» PROBLEM STATEMENT
Write out the listing from the line containing "new-order-button-icon: + (60, 5, 67, 18)" up to and including the line containing "svg-text:1.34445: 1.34445 (1658, 297, 1695, 308)", reproducing every line precisely as it appears.

(Data extracted from a collection)
_____

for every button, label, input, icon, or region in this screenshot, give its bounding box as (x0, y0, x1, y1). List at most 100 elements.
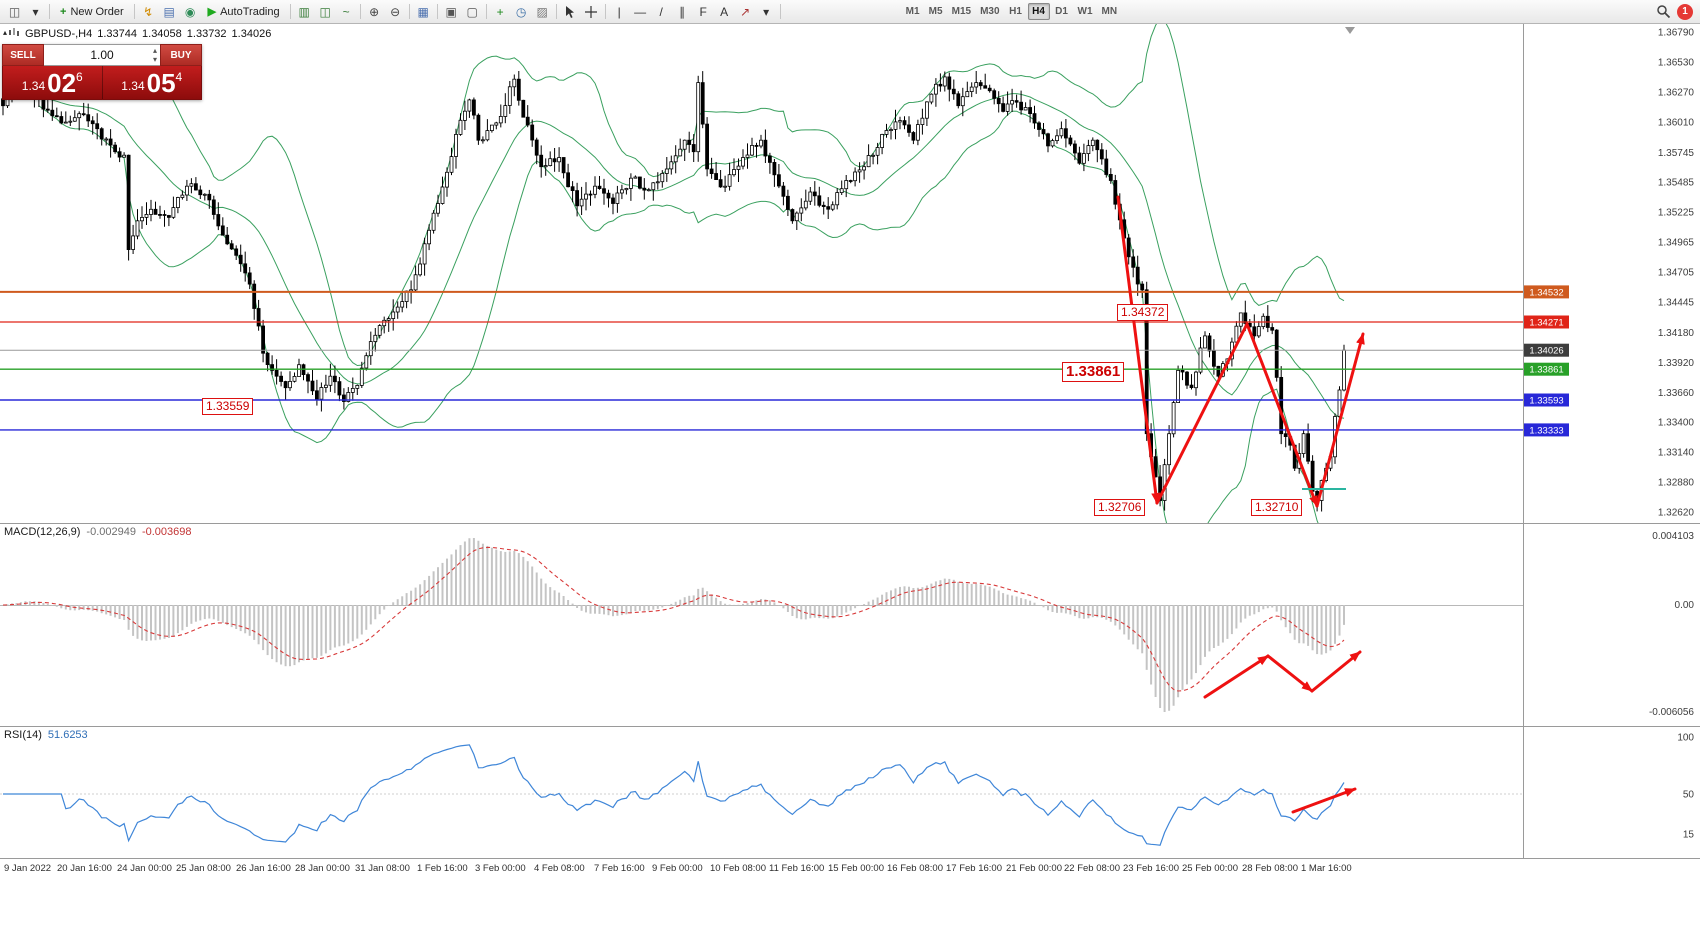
new-order-button-icon: + (60, 5, 67, 18)
cursor-icon[interactable] (560, 3, 581, 21)
svg-text:28 Feb 08:00: 28 Feb 08:00 (1242, 863, 1298, 874)
new-order-button-label: New Order (70, 5, 124, 18)
horizontal-line-icon[interactable]: — (630, 3, 651, 21)
volume-field[interactable]: 1.00 ▴ ▾ (44, 44, 160, 66)
sell-button[interactable]: SELL (2, 44, 44, 66)
shapes-dropdown-icon[interactable]: ▾ (756, 3, 777, 21)
svg-text:1.34180: 1.34180 (1658, 328, 1695, 339)
buy-pips: 05 (146, 67, 176, 98)
crosshair-icon[interactable] (581, 3, 602, 21)
svg-text:11 Feb 16:00: 11 Feb 16:00 (769, 863, 824, 874)
svg-text:3 Feb 00:00: 3 Feb 00:00 (475, 863, 526, 874)
timeframe-d1-button[interactable]: D1 (1051, 3, 1073, 20)
refresh-data-icon[interactable]: ◉ (180, 3, 201, 21)
market-watch-icon[interactable]: ▤ (159, 3, 180, 21)
timeframe-m30-button[interactable]: M30 (976, 3, 1003, 20)
toolbar: ◫ ▾ + New Order ↯ ▤ ◉ ▶ AutoTrading ▥ ◫ ~ ⊕ ⊖ ▦ ▣ ▢ + ◷ ▨ | —… (0, 0, 1700, 24)
line-chart-icon[interactable]: ~ (336, 3, 357, 21)
svg-text:1.34445: 1.34445 (1658, 297, 1695, 308)
svg-text:21 Feb 00:00: 21 Feb 00:00 (1006, 863, 1062, 874)
trend-arrow-macd (1266, 654, 1314, 693)
fibonacci-icon[interactable]: F (693, 3, 714, 21)
price-tag-1.34026 (1524, 343, 1569, 357)
buy-price-display[interactable]: 1.34 05 4 (103, 66, 202, 99)
timeframe-mn-button[interactable]: MN (1098, 3, 1122, 20)
trendline-icon[interactable]: / (651, 3, 672, 21)
chart-dropdown-arrow-icon[interactable]: ▾ (25, 3, 46, 21)
volume-up-arrow[interactable]: ▴ (152, 46, 157, 55)
svg-text:1.33400: 1.33400 (1658, 418, 1695, 429)
sell-price-display[interactable]: 1.34 02 6 (3, 66, 103, 99)
timeframe-h4-button[interactable]: H4 (1027, 3, 1050, 20)
timeframe-h1-button[interactable]: H1 (1005, 3, 1027, 20)
timeframe-m15-button[interactable]: M15 (948, 3, 975, 20)
auto-arrange-icon[interactable]: ▣ (441, 3, 462, 21)
tile-windows-icon[interactable]: ▦ (413, 3, 434, 21)
chart-shift-marker[interactable] (1345, 27, 1355, 34)
horizontal-level-lines (0, 290, 1523, 431)
svg-text:9 Jan 2022: 9 Jan 2022 (4, 863, 51, 874)
toolbar-separator (359, 4, 361, 19)
vertical-line-icon[interactable]: | (609, 3, 630, 21)
chart-grid-icon[interactable]: ▢ (462, 3, 483, 21)
search-icon[interactable] (1653, 3, 1674, 21)
arrow-tool-icon[interactable]: ↗ (735, 3, 756, 21)
svg-text:-0.006056: -0.006056 (1649, 707, 1694, 718)
volume-spinner[interactable]: ▴ ▾ (153, 46, 157, 64)
svg-text:1.36530: 1.36530 (1658, 57, 1695, 68)
svg-text:20 Jan 16:00: 20 Jan 16:00 (57, 863, 112, 874)
autotrading-button-icon: ▶ (207, 6, 217, 18)
timeframe-m5-button[interactable]: M5 (925, 3, 947, 20)
svg-text:15: 15 (1683, 829, 1695, 840)
timeframe-m1-button[interactable]: M1 (902, 3, 924, 20)
svg-text:1.36010: 1.36010 (1658, 117, 1695, 128)
svg-text:25 Feb 00:00: 25 Feb 00:00 (1182, 863, 1238, 874)
price-tag-1.34532 (1524, 285, 1569, 299)
candlestick-chart-icon[interactable]: ◫ (315, 3, 336, 21)
toolbar-separator (49, 4, 50, 19)
indicators-add-icon[interactable]: + (490, 3, 511, 21)
volume-down-arrow[interactable]: ▾ (152, 55, 157, 64)
toolbar-separator (779, 4, 781, 19)
autotrading-button[interactable]: ▶ AutoTrading (201, 3, 287, 21)
zoom-out-icon[interactable]: ⊖ (385, 3, 406, 21)
svg-text:16 Feb 08:00: 16 Feb 08:00 (887, 863, 943, 874)
svg-text:4 Feb 08:00: 4 Feb 08:00 (534, 863, 585, 874)
templates-icon[interactable]: ▨ (532, 3, 553, 21)
svg-text:24 Jan 00:00: 24 Jan 00:00 (117, 863, 172, 874)
notification-badge[interactable]: 1 (1677, 3, 1693, 20)
zoom-in-icon[interactable]: ⊕ (364, 3, 385, 21)
svg-text:26 Jan 16:00: 26 Jan 16:00 (236, 863, 291, 874)
svg-text:1.33593: 1.33593 (1529, 396, 1563, 407)
price-tag-1.33593 (1524, 393, 1569, 407)
trend-arrow-main (1155, 322, 1249, 505)
text-tool-icon[interactable]: A (714, 3, 735, 21)
chart-thumbnail-icon[interactable]: ◫ (4, 3, 25, 21)
toolbar-separator (408, 4, 410, 19)
bollinger-bands (38, 24, 1345, 523)
price-tag-1.33333 (1524, 423, 1569, 437)
bar-chart-icon[interactable]: ▥ (294, 3, 315, 21)
svg-text:31 Jan 08:00: 31 Jan 08:00 (355, 863, 410, 874)
svg-text:7 Feb 16:00: 7 Feb 16:00 (594, 863, 645, 874)
svg-text:1.33920: 1.33920 (1658, 358, 1695, 369)
price-axis[interactable]: 1.36790 1.36530 1.36270 1.36010 1.35745 1.354… (1524, 28, 1694, 841)
svg-text:1.35745: 1.35745 (1658, 148, 1695, 159)
new-order-button[interactable]: + New Order (53, 3, 131, 21)
lightning-icon[interactable]: ↯ (138, 3, 159, 21)
panel-separators (0, 24, 1700, 859)
svg-text:9 Feb 00:00: 9 Feb 00:00 (652, 863, 703, 874)
buy-big-figure: 1.34 (121, 79, 145, 93)
svg-text:15 Feb 00:00: 15 Feb 00:00 (828, 863, 884, 874)
svg-text:1.32880: 1.32880 (1658, 478, 1695, 489)
svg-text:23 Feb 16:00: 23 Feb 16:00 (1123, 863, 1179, 874)
buy-button[interactable]: BUY (160, 44, 202, 66)
svg-text:1.34271: 1.34271 (1529, 318, 1563, 329)
periods-clock-icon[interactable]: ◷ (511, 3, 532, 21)
svg-text:1 Mar 16:00: 1 Mar 16:00 (1301, 863, 1352, 874)
time-axis[interactable]: 9 Jan 2022 20 Jan 16:00 24 Jan 00:00 25 Jan… (4, 863, 1352, 874)
timeframe-w1-button[interactable]: W1 (1074, 3, 1097, 20)
equidistant-channel-icon[interactable]: ∥ (672, 3, 693, 21)
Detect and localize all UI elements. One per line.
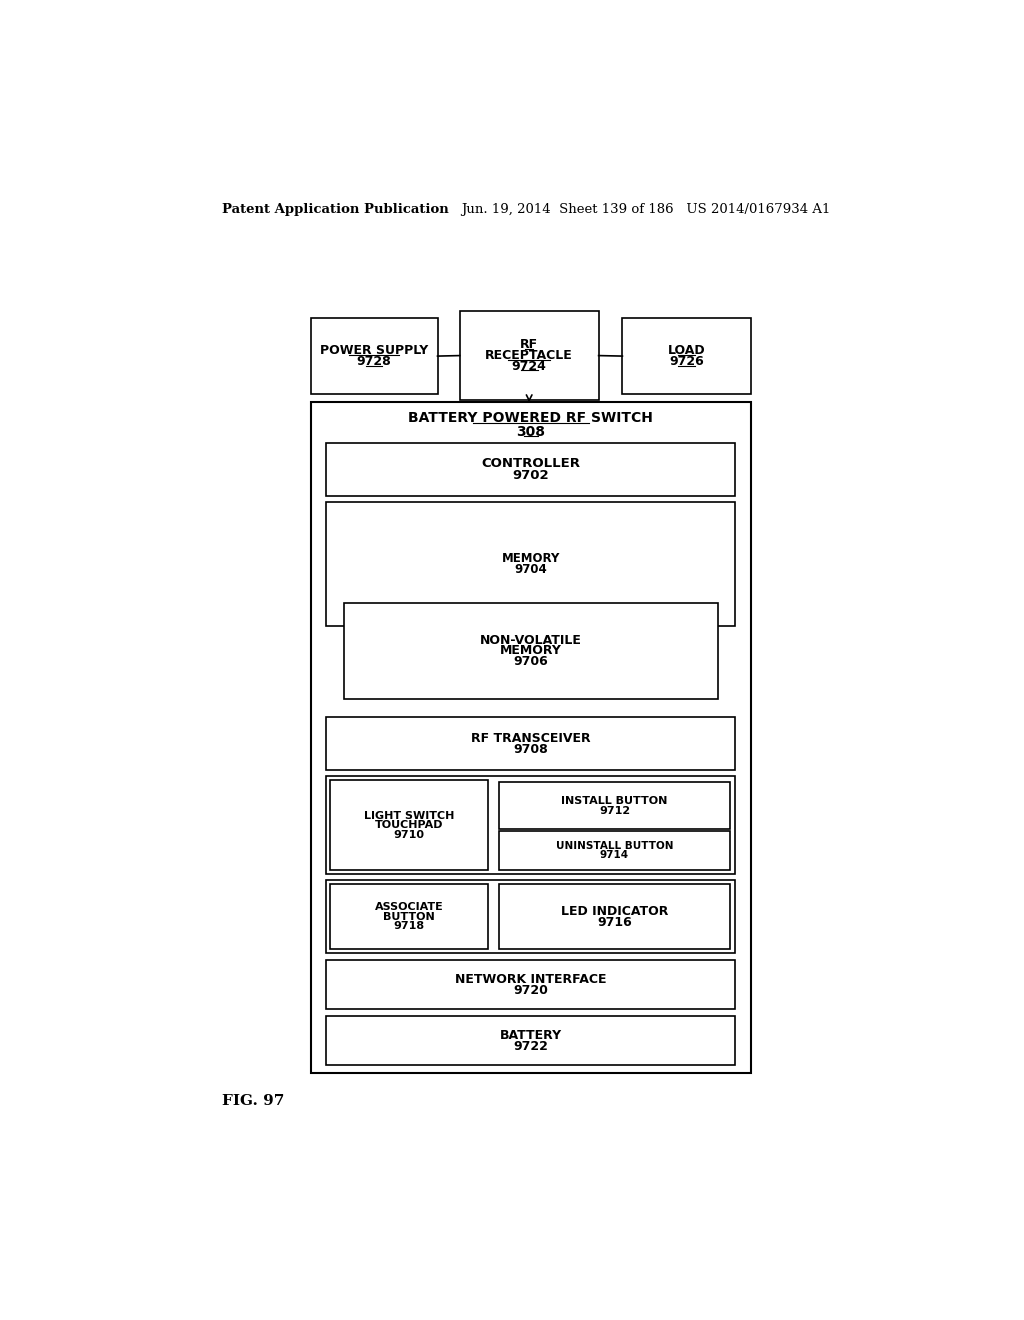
Text: 9702: 9702 (512, 469, 549, 482)
Bar (500, 783, 729, 829)
Bar (327, 880, 735, 953)
Bar (327, 444, 735, 496)
Text: 9710: 9710 (393, 830, 424, 840)
Bar (330, 780, 488, 870)
Text: 308: 308 (516, 425, 545, 438)
Text: FIG. 97: FIG. 97 (221, 1093, 284, 1107)
Text: 9726: 9726 (670, 355, 705, 368)
Text: 9728: 9728 (356, 355, 391, 368)
Bar (327, 502, 735, 626)
Text: Patent Application Publication: Patent Application Publication (221, 203, 449, 215)
Bar (327, 718, 735, 771)
Bar (500, 832, 729, 870)
Text: POWER SUPPLY: POWER SUPPLY (319, 345, 428, 358)
Bar (327, 1016, 735, 1065)
Text: 9716: 9716 (597, 916, 632, 928)
Bar (310, 318, 437, 395)
Bar (327, 776, 735, 874)
Text: 9724: 9724 (512, 360, 547, 372)
Bar (623, 318, 751, 395)
Bar (500, 884, 729, 949)
Text: MEMORY: MEMORY (500, 644, 562, 657)
Text: 9718: 9718 (393, 921, 425, 931)
Text: NETWORK INTERFACE: NETWORK INTERFACE (455, 973, 606, 986)
Text: LOAD: LOAD (668, 345, 706, 358)
Bar (330, 884, 488, 949)
Text: INSTALL BUTTON: INSTALL BUTTON (561, 796, 668, 807)
Text: 9704: 9704 (514, 562, 547, 576)
Text: BATTERY: BATTERY (500, 1028, 562, 1041)
Text: BUTTON: BUTTON (383, 912, 435, 921)
Text: RF: RF (520, 338, 539, 351)
Text: 9708: 9708 (513, 743, 548, 756)
Bar (327, 961, 735, 1008)
Text: LIGHT SWITCH: LIGHT SWITCH (364, 810, 454, 821)
Text: MEMORY: MEMORY (502, 552, 560, 565)
Bar (310, 403, 751, 1073)
Text: LED INDICATOR: LED INDICATOR (561, 904, 669, 917)
Text: TOUCHPAD: TOUCHPAD (375, 820, 443, 830)
Text: 9722: 9722 (513, 1040, 548, 1052)
Text: Jun. 19, 2014  Sheet 139 of 186   US 2014/0167934 A1: Jun. 19, 2014 Sheet 139 of 186 US 2014/0… (461, 203, 830, 215)
Text: BATTERY POWERED RF SWITCH: BATTERY POWERED RF SWITCH (409, 412, 653, 425)
Text: UNINSTALL BUTTON: UNINSTALL BUTTON (556, 841, 673, 851)
Text: 9720: 9720 (513, 983, 548, 997)
Bar (460, 312, 599, 400)
Text: CONTROLLER: CONTROLLER (481, 457, 581, 470)
Text: 9714: 9714 (600, 850, 629, 861)
Bar (344, 602, 718, 700)
Text: NON-VOLATILE: NON-VOLATILE (480, 634, 582, 647)
Text: RF TRANSCEIVER: RF TRANSCEIVER (471, 733, 591, 744)
Text: RECEPTACLE: RECEPTACLE (485, 348, 573, 362)
Text: 9706: 9706 (513, 655, 548, 668)
Text: 9712: 9712 (599, 805, 630, 816)
Text: ASSOCIATE: ASSOCIATE (375, 902, 443, 912)
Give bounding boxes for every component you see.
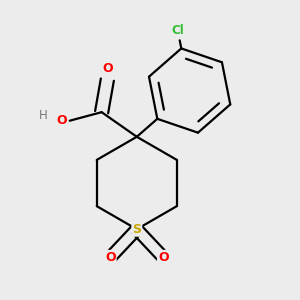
Text: O: O	[158, 251, 169, 264]
Text: S: S	[132, 223, 141, 236]
Text: O: O	[105, 251, 116, 264]
Text: Cl: Cl	[171, 24, 184, 37]
Text: O: O	[56, 114, 67, 127]
Text: O: O	[102, 61, 113, 75]
Text: H: H	[39, 109, 48, 122]
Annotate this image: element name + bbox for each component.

_____

» REPLY TO THE TASK
new-order-button-icon: + (60, 5, 67, 18)
cursor-icon[interactable] (560, 3, 581, 21)
svg-text:28 Feb 08:00: 28 Feb 08:00 (1242, 863, 1298, 874)
new-order-button-label: New Order (70, 5, 124, 18)
horizontal-line-icon[interactable]: — (630, 3, 651, 21)
volume-field[interactable]: 1.00 ▴ ▾ (44, 44, 160, 66)
sell-button[interactable]: SELL (2, 44, 44, 66)
shapes-dropdown-icon[interactable]: ▾ (756, 3, 777, 21)
svg-text:1.34180: 1.34180 (1658, 328, 1695, 339)
buy-pips: 05 (146, 67, 176, 98)
crosshair-icon[interactable] (581, 3, 602, 21)
svg-text:11 Feb 16:00: 11 Feb 16:00 (769, 863, 824, 874)
svg-text:3 Feb 00:00: 3 Feb 00:00 (475, 863, 526, 874)
timeframe-d1-button[interactable]: D1 (1051, 3, 1073, 20)
refresh-data-icon[interactable]: ◉ (180, 3, 201, 21)
market-watch-icon[interactable]: ▤ (159, 3, 180, 21)
timeframe-m30-button[interactable]: M30 (976, 3, 1003, 20)
toolbar: ◫ ▾ + New Order ↯ ▤ ◉ ▶ AutoTrading ▥ ◫ ~ ⊕ ⊖ ▦ ▣ ▢ + ◷ ▨ | —… (0, 0, 1700, 24)
line-chart-icon[interactable]: ~ (336, 3, 357, 21)
svg-text:1.34445: 1.34445 (1658, 297, 1695, 308)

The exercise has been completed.